======== THE RECORDS ========
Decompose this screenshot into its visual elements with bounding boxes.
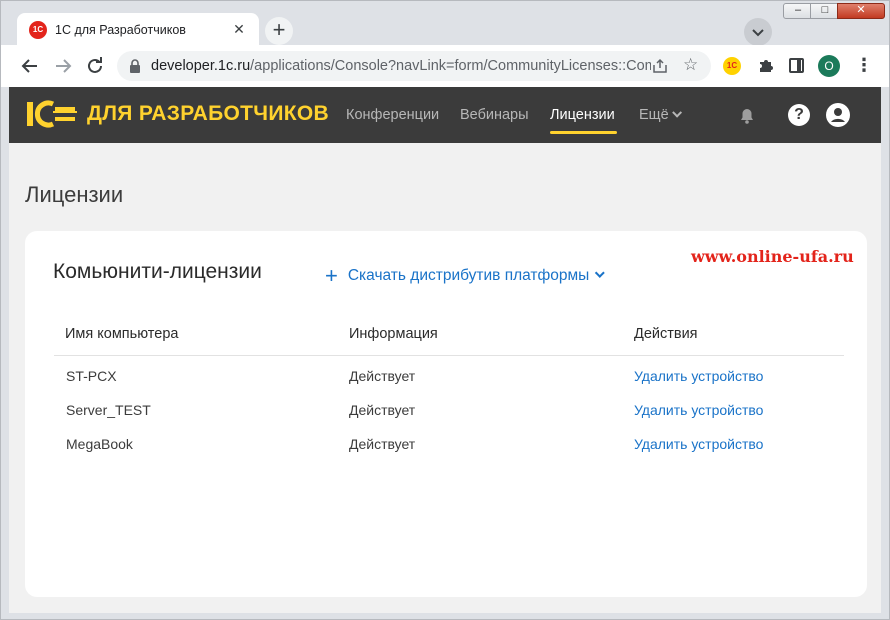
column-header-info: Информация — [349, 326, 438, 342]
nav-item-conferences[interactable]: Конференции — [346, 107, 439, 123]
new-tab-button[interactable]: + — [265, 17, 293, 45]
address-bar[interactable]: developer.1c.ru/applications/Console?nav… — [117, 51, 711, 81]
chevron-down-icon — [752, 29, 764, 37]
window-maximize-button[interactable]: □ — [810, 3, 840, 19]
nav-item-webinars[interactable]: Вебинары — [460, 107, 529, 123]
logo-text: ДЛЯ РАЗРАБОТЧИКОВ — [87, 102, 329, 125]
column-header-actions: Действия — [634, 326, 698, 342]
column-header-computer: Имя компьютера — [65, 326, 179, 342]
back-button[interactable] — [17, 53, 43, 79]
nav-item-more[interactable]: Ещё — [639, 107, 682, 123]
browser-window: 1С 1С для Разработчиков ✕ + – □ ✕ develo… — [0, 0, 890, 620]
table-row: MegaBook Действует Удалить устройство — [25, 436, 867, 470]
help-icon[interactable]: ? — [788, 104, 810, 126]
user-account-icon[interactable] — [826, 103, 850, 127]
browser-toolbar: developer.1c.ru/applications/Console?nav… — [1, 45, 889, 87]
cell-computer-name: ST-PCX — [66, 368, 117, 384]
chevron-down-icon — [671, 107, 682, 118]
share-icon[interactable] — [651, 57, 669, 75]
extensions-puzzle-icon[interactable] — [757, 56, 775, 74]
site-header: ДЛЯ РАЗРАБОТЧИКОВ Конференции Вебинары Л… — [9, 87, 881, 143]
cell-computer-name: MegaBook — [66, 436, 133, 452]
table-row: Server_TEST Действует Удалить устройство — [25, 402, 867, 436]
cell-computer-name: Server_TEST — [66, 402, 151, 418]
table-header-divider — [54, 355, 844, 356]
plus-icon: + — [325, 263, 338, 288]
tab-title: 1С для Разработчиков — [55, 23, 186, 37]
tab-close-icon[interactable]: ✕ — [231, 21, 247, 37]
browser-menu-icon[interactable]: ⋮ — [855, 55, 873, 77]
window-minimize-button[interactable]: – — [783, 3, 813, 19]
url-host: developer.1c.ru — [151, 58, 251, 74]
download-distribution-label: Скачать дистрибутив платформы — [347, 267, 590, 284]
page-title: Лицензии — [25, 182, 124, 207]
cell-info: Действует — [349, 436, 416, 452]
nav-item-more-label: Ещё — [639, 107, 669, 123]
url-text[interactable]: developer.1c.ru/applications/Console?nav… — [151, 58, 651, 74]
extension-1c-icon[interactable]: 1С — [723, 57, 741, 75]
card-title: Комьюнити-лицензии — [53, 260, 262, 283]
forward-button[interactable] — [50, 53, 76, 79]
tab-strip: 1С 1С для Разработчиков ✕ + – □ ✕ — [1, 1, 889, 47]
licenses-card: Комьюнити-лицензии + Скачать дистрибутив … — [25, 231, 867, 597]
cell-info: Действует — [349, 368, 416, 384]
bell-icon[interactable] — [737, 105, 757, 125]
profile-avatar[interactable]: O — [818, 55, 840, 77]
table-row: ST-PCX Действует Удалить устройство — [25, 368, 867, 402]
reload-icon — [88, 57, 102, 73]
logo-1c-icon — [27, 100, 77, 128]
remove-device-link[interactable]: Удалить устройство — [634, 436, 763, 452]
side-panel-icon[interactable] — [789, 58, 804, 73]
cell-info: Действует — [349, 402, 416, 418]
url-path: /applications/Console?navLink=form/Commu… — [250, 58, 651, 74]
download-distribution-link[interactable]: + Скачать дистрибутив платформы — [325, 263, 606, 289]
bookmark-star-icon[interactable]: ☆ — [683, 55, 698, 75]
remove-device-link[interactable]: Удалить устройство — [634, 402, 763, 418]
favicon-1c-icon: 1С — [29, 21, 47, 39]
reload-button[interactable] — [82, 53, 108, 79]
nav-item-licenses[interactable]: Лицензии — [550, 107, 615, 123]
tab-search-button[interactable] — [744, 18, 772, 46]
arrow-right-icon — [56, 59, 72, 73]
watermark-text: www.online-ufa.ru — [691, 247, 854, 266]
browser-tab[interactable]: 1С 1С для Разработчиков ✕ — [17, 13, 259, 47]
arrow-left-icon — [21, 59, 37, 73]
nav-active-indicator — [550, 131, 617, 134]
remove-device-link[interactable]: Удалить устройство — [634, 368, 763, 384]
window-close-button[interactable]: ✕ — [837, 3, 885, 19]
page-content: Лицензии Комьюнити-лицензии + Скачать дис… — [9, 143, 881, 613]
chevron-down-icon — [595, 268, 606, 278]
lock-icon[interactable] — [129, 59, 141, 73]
========
__EXERCISE INSTRUCTIONS__. Reproduce every line of the records above verbatim, leaving out the pictures.

__REPLY__.
Decompose this screenshot into its visual elements with bounding boxes.
column-header-info: Информация — [349, 326, 438, 342]
nav-item-conferences[interactable]: Конференции — [346, 107, 439, 123]
new-tab-button[interactable]: + — [265, 17, 293, 45]
address-bar[interactable]: developer.1c.ru/applications/Console?nav… — [117, 51, 711, 81]
chevron-down-icon — [752, 29, 764, 37]
window-maximize-button[interactable]: □ — [810, 3, 840, 19]
nav-item-webinars[interactable]: Вебинары — [460, 107, 529, 123]
logo-text: ДЛЯ РАЗРАБОТЧИКОВ — [87, 102, 329, 125]
column-header-actions: Действия — [634, 326, 698, 342]
column-header-computer: Имя компьютера — [65, 326, 179, 342]
back-button[interactable] — [17, 53, 43, 79]
nav-item-more[interactable]: Ещё — [639, 107, 682, 123]
browser-window: 1С 1С для Разработчиков ✕ + – □ ✕ develo… — [0, 0, 890, 620]
table-row: MegaBook Действует Удалить устройство — [25, 436, 867, 470]
help-icon[interactable]: ? — [788, 104, 810, 126]
user-account-icon[interactable] — [826, 103, 850, 127]
browser-toolbar: developer.1c.ru/applications/Console?nav… — [1, 45, 889, 87]
cell-computer-name: ST-PCX — [66, 368, 117, 384]
chevron-down-icon — [671, 107, 682, 118]
share-icon[interactable] — [651, 57, 669, 75]
extensions-puzzle-icon[interactable] — [757, 56, 775, 74]
site-header: ДЛЯ РАЗРАБОТЧИКОВ Конференции Вебинары Л… — [9, 87, 881, 143]
cell-computer-name: MegaBook — [66, 436, 133, 452]
table-row: Server_TEST Действует Удалить устройство — [25, 402, 867, 436]
cell-computer-name: Server_TEST — [66, 402, 151, 418]
table-header-divider — [54, 355, 844, 356]
plus-icon: + — [325, 263, 338, 288]
tab-title: 1С для Разработчиков — [55, 23, 186, 37]
tab-close-icon[interactable]: ✕ — [231, 21, 247, 37]
browser-menu-icon[interactable]: ⋮ — [855, 55, 873, 77]
window-minimize-button[interactable]: – — [783, 3, 813, 19]
url-host: developer.1c.ru — [151, 58, 251, 74]
download-distribution-label: Скачать дистрибутив платформы — [347, 267, 590, 284]
page-title: Лицензии — [25, 182, 124, 207]
cell-info: Действует — [349, 436, 416, 452]
nav-item-more-label: Ещё — [639, 107, 669, 123]
url-text[interactable]: developer.1c.ru/applications/Console?nav… — [151, 58, 651, 74]
extension-1c-icon[interactable]: 1С — [723, 57, 741, 75]
card-title: Комьюнити-лицензии — [53, 260, 262, 283]
forward-button[interactable] — [50, 53, 76, 79]
tab-strip: 1С 1С для Разработчиков ✕ + – □ ✕ — [1, 1, 889, 47]
licenses-card: Комьюнити-лицензии + Скачать дистрибутив … — [25, 231, 867, 597]
cell-info: Действует — [349, 368, 416, 384]
bell-icon[interactable] — [737, 105, 757, 125]
profile-avatar[interactable]: O — [818, 55, 840, 77]
table-row: ST-PCX Действует Удалить устройство — [25, 368, 867, 402]
reload-icon — [88, 57, 102, 73]
logo-1c-icon — [27, 100, 77, 128]
remove-device-link[interactable]: Удалить устройство — [634, 436, 763, 452]
side-panel-icon[interactable] — [789, 58, 804, 73]
cell-info: Действует — [349, 402, 416, 418]
url-path: /applications/Console?navLink=form/Commu… — [250, 58, 651, 74]
download-distribution-link[interactable]: + Скачать дистрибутив платформы — [325, 263, 606, 289]
bookmark-star-icon[interactable]: ☆ — [683, 55, 698, 75]
remove-device-link[interactable]: Удалить устройство — [634, 402, 763, 418]
favicon-1c-icon: 1С — [29, 21, 47, 39]
reload-button[interactable] — [82, 53, 108, 79]
nav-item-licenses[interactable]: Лицензии — [550, 107, 615, 123]
tab-search-button[interactable] — [744, 18, 772, 46]
arrow-right-icon — [56, 59, 72, 73]
watermark-text: www.online-ufa.ru — [691, 247, 854, 266]
browser-tab[interactable]: 1С 1С для Разработчиков ✕ — [17, 13, 259, 47]
arrow-left-icon — [21, 59, 37, 73]
nav-active-indicator — [550, 131, 617, 134]
remove-device-link[interactable]: Удалить устройство — [634, 368, 763, 384]
window-close-button[interactable]: ✕ — [837, 3, 885, 19]
page-content: Лицензии Комьюнити-лицензии + Скачать дис… — [9, 143, 881, 613]
chevron-down-icon — [595, 268, 606, 278]
lock-icon[interactable] — [129, 59, 141, 73]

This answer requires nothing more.